▶ _SET TASK_
Output all entries verbatim. Skip pictures.

BEGIN DATASET RECORDS

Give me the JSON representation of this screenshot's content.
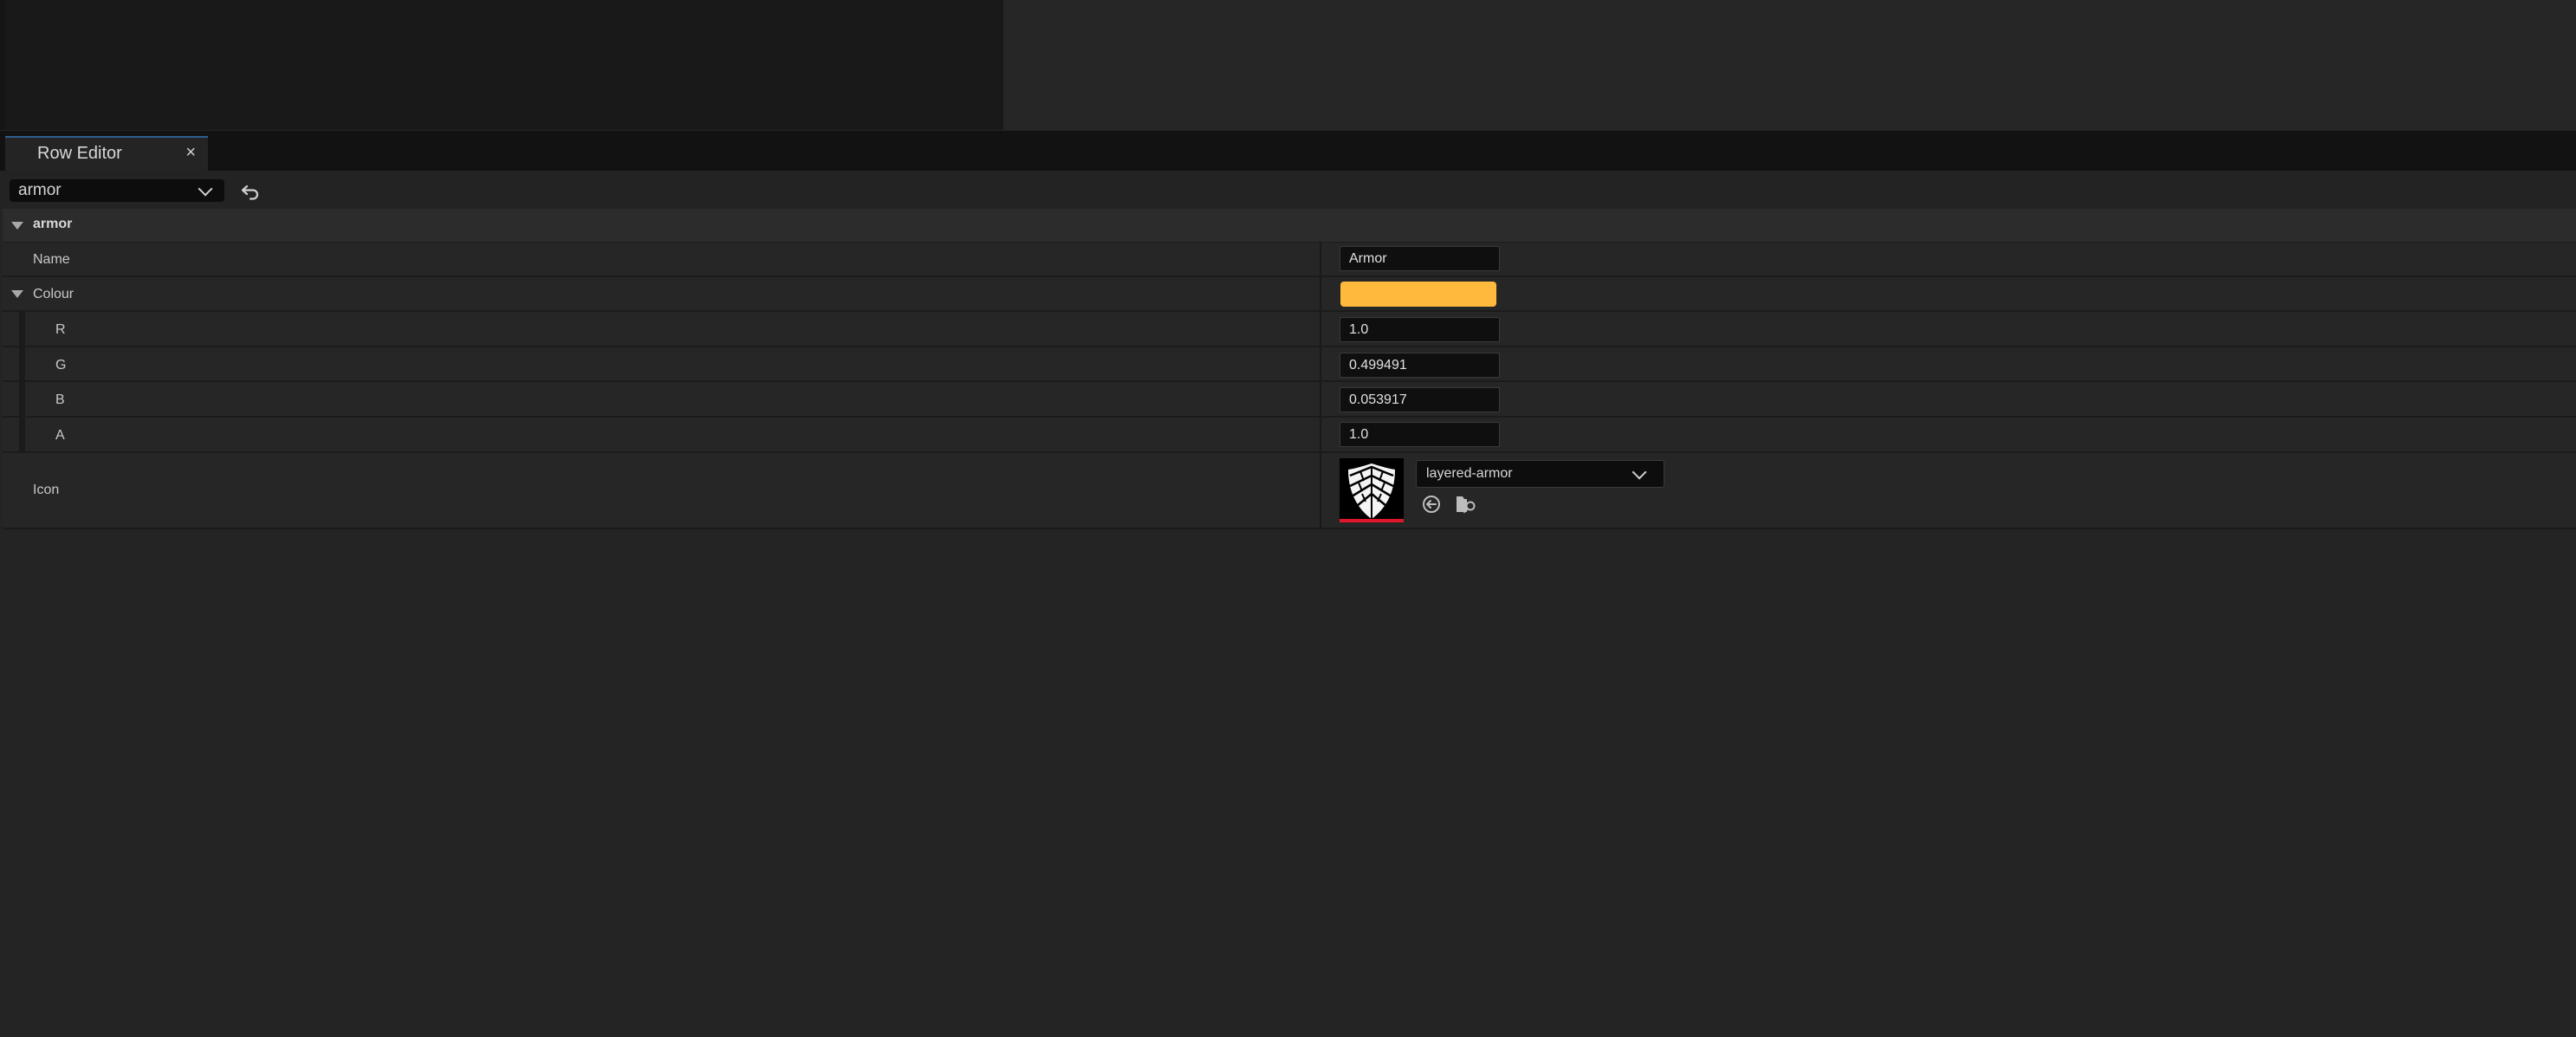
{
  "tab": {
    "title": "Row Editor",
    "close_glyph": "×"
  },
  "toolbar": {
    "row_selected": "armor",
    "undo_icon": "undo-arrow-icon"
  },
  "category": {
    "label": "armor"
  },
  "properties": {
    "name": {
      "label": "Name",
      "value": "Armor"
    },
    "colour": {
      "label": "Colour",
      "swatch_color": "#FFB93C",
      "channels": [
        {
          "label": "R",
          "value": "1.0"
        },
        {
          "label": "G",
          "value": "0.499491"
        },
        {
          "label": "B",
          "value": "0.053917"
        },
        {
          "label": "A",
          "value": "1.0"
        }
      ]
    },
    "icon": {
      "label": "Icon",
      "asset": "layered-armor",
      "thumbnail_icon": "layered-armor-icon",
      "use_selected_icon": "use-selected-arrow-icon",
      "browse_icon": "browse-folder-icon"
    }
  },
  "colors": {
    "accent_tab": "#2D5D8C",
    "thumbnail_bar": "#E0162B"
  }
}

END DATASET RECORDS

▶ _THE ANSWER_
Give me the JSON representation of this screenshot's content.
{
  "tab": {
    "title": "Row Editor",
    "close_glyph": "×"
  },
  "toolbar": {
    "row_selected": "armor",
    "undo_icon": "undo-arrow-icon"
  },
  "category": {
    "label": "armor"
  },
  "properties": {
    "name": {
      "label": "Name",
      "value": "Armor"
    },
    "colour": {
      "label": "Colour",
      "swatch_color": "#FFB93C",
      "channels": [
        {
          "label": "R",
          "value": "1.0"
        },
        {
          "label": "G",
          "value": "0.499491"
        },
        {
          "label": "B",
          "value": "0.053917"
        },
        {
          "label": "A",
          "value": "1.0"
        }
      ]
    },
    "icon": {
      "label": "Icon",
      "asset": "layered-armor",
      "thumbnail_icon": "layered-armor-icon",
      "use_selected_icon": "use-selected-arrow-icon",
      "browse_icon": "browse-folder-icon"
    }
  },
  "colors": {
    "accent_tab": "#2D5D8C",
    "thumbnail_bar": "#E0162B"
  }
}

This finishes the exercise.